▸ **Treść polecenia**
Powtórz dosłownie wszystkie poniższe pozycje, pomijając w odpowiedzi obrazy.

▸ **Fragment pliku danych**
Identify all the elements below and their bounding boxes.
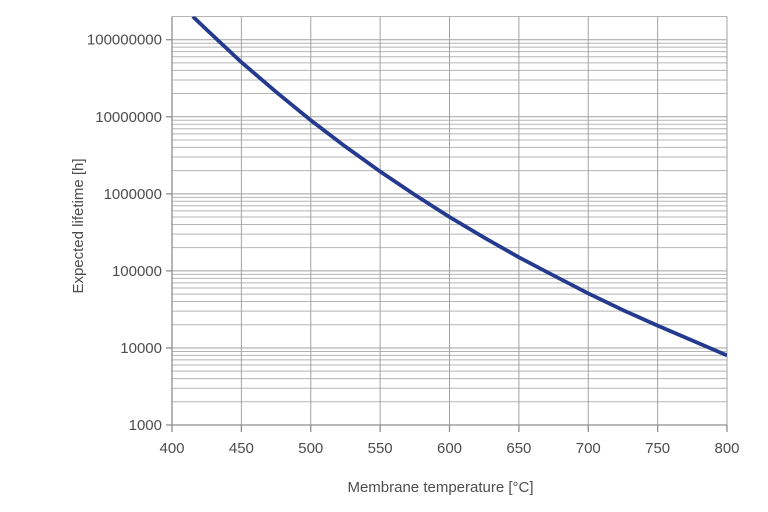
x-tick-label: 700 <box>576 440 601 457</box>
x-tick-label: 800 <box>714 440 739 457</box>
y-tick-label: 10000000 <box>95 109 162 126</box>
x-tick-label: 500 <box>298 440 323 457</box>
x-tick-label: 750 <box>645 440 670 457</box>
y-tick-label: 10000 <box>120 340 162 357</box>
y-axis-title: Expected lifetime [h] <box>70 158 87 294</box>
lifetime-curve <box>191 16 727 358</box>
y-tick-label: 100000000 <box>87 32 162 49</box>
y-tick-label: 100000 <box>112 263 162 280</box>
x-axis-title: Membrane temperature [°C] <box>347 479 534 496</box>
x-tick-label: 600 <box>437 440 462 457</box>
x-tick-label: 450 <box>229 440 254 457</box>
y-tick-label: 1000 <box>129 417 162 434</box>
x-tick-label: 400 <box>159 440 184 457</box>
x-tick-label: 550 <box>368 440 393 457</box>
x-tick-label: 650 <box>506 440 531 457</box>
y-tick-label: 1000000 <box>104 186 162 203</box>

▸ **Odpowiedź poniżej**
Identify all the elements below and their bounding boxes.
x-tick-label: 700 <box>576 440 601 457</box>
x-tick-label: 800 <box>714 440 739 457</box>
y-tick-label: 10000000 <box>95 109 162 126</box>
x-tick-label: 500 <box>298 440 323 457</box>
x-tick-label: 750 <box>645 440 670 457</box>
y-tick-label: 10000 <box>120 340 162 357</box>
y-axis-title: Expected lifetime [h] <box>70 158 87 294</box>
lifetime-curve <box>191 16 727 358</box>
y-tick-label: 100000000 <box>87 32 162 49</box>
y-tick-label: 100000 <box>112 263 162 280</box>
x-axis-title: Membrane temperature [°C] <box>347 479 534 496</box>
x-tick-label: 600 <box>437 440 462 457</box>
x-tick-label: 450 <box>229 440 254 457</box>
y-tick-label: 1000 <box>129 417 162 434</box>
x-tick-label: 400 <box>159 440 184 457</box>
x-tick-label: 550 <box>368 440 393 457</box>
x-tick-label: 650 <box>506 440 531 457</box>
y-tick-label: 1000000 <box>104 186 162 203</box>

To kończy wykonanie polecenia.